[Figure record extracts]
# # # # #
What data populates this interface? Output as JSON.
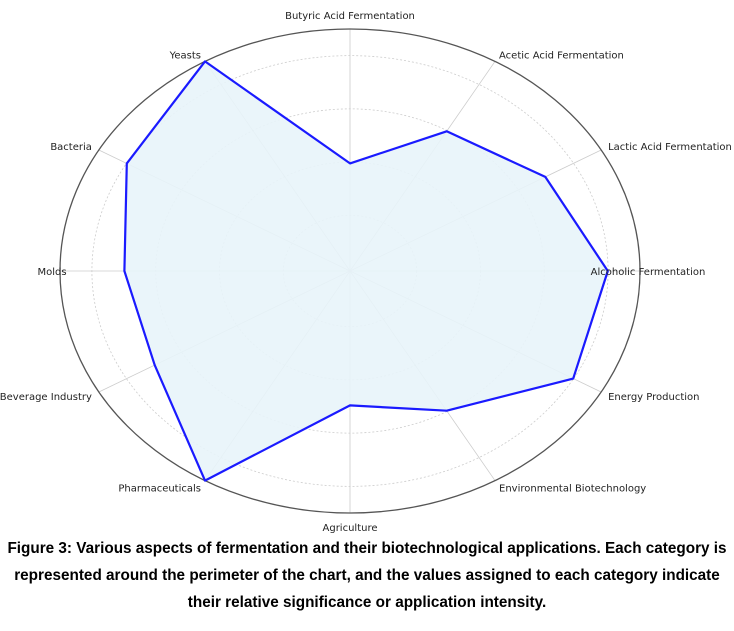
{
  "chart_data": {
    "type": "radar",
    "categories": [
      "Alcoholic Fermentation",
      "Lactic Acid Fermentation",
      "Acetic Acid Fermentation",
      "Butyric Acid Fermentation",
      "Yeasts",
      "Bacteria",
      "Molds",
      "Food and Beverage Industry",
      "Pharmaceuticals",
      "Agriculture",
      "Environmental Biotechnology",
      "Energy Production"
    ],
    "series": [
      {
        "values": [
          8,
          7,
          6,
          4,
          9,
          8,
          7,
          7,
          9,
          5,
          6,
          8
        ]
      }
    ],
    "rlim": [
      0,
      9
    ],
    "grid": true,
    "colors": {
      "line": "#1a1aff",
      "fill": "#e8f4fa",
      "outer_ring": "#555555",
      "grid": "#cccccc"
    }
  },
  "caption": "Figure 3: Various aspects of fermentation and their biotechnological applications. Each category is represented around the perimeter of the chart, and the values assigned to each category indicate their relative significance or application intensity."
}
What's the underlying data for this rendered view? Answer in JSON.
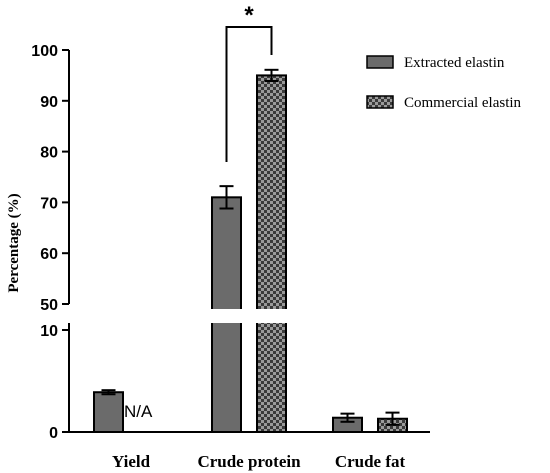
{
  "chart_data": {
    "type": "bar",
    "ylabel": "Percentage (%)",
    "categories": [
      "Yield",
      "Crude protein",
      "Crude fat"
    ],
    "series": [
      {
        "name": "Extracted elastin",
        "values": [
          3.9,
          71.0,
          1.4
        ],
        "errors": [
          0.2,
          2.2,
          0.4
        ],
        "color": "#6b6b6b",
        "pattern": "solid"
      },
      {
        "name": "Commercial elastin",
        "values": [
          null,
          95.0,
          1.3
        ],
        "errors": [
          null,
          1.1,
          0.6
        ],
        "color": "#7a7a7a",
        "pattern": "checkered"
      }
    ],
    "y_axis_segments": [
      {
        "range": [
          0,
          10
        ],
        "ticks": [
          0,
          10
        ]
      },
      {
        "range": [
          50,
          100
        ],
        "ticks": [
          50,
          60,
          70,
          80,
          90,
          100
        ]
      }
    ],
    "axis_break": true,
    "annotations": [
      {
        "text": "N/A",
        "category": "Yield",
        "series": "Commercial elastin"
      },
      {
        "text": "*",
        "category": "Crude protein",
        "type": "significance-bracket"
      }
    ],
    "legend_position": "top-right",
    "grid": false
  }
}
# # # # #
All of the entries above should be copied exactly, with the images left out.

What data populates this interface? Output as JSON.
{
  "chart_data": {
    "type": "radar",
    "categories": [
      "Alcoholic Fermentation",
      "Lactic Acid Fermentation",
      "Acetic Acid Fermentation",
      "Butyric Acid Fermentation",
      "Yeasts",
      "Bacteria",
      "Molds",
      "Food and Beverage Industry",
      "Pharmaceuticals",
      "Agriculture",
      "Environmental Biotechnology",
      "Energy Production"
    ],
    "series": [
      {
        "values": [
          8,
          7,
          6,
          4,
          9,
          8,
          7,
          7,
          9,
          5,
          6,
          8
        ]
      }
    ],
    "rlim": [
      0,
      9
    ],
    "grid": true,
    "colors": {
      "line": "#1a1aff",
      "fill": "#e8f4fa",
      "outer_ring": "#555555",
      "grid": "#cccccc"
    }
  },
  "caption": "Figure 3: Various aspects of fermentation and their biotechnological applications. Each category is represented around the perimeter of the chart, and the values assigned to each category indicate their relative significance or application intensity."
}
What's the underlying data for this rendered view? Answer in JSON.
{
  "chart_data": {
    "type": "bar",
    "ylabel": "Percentage (%)",
    "categories": [
      "Yield",
      "Crude protein",
      "Crude fat"
    ],
    "series": [
      {
        "name": "Extracted elastin",
        "values": [
          3.9,
          71.0,
          1.4
        ],
        "errors": [
          0.2,
          2.2,
          0.4
        ],
        "color": "#6b6b6b",
        "pattern": "solid"
      },
      {
        "name": "Commercial elastin",
        "values": [
          null,
          95.0,
          1.3
        ],
        "errors": [
          null,
          1.1,
          0.6
        ],
        "color": "#7a7a7a",
        "pattern": "checkered"
      }
    ],
    "y_axis_segments": [
      {
        "range": [
          0,
          10
        ],
        "ticks": [
          0,
          10
        ]
      },
      {
        "range": [
          50,
          100
        ],
        "ticks": [
          50,
          60,
          70,
          80,
          90,
          100
        ]
      }
    ],
    "axis_break": true,
    "annotations": [
      {
        "text": "N/A",
        "category": "Yield",
        "series": "Commercial elastin"
      },
      {
        "text": "*",
        "category": "Crude protein",
        "type": "significance-bracket"
      }
    ],
    "legend_position": "top-right",
    "grid": false
  }
}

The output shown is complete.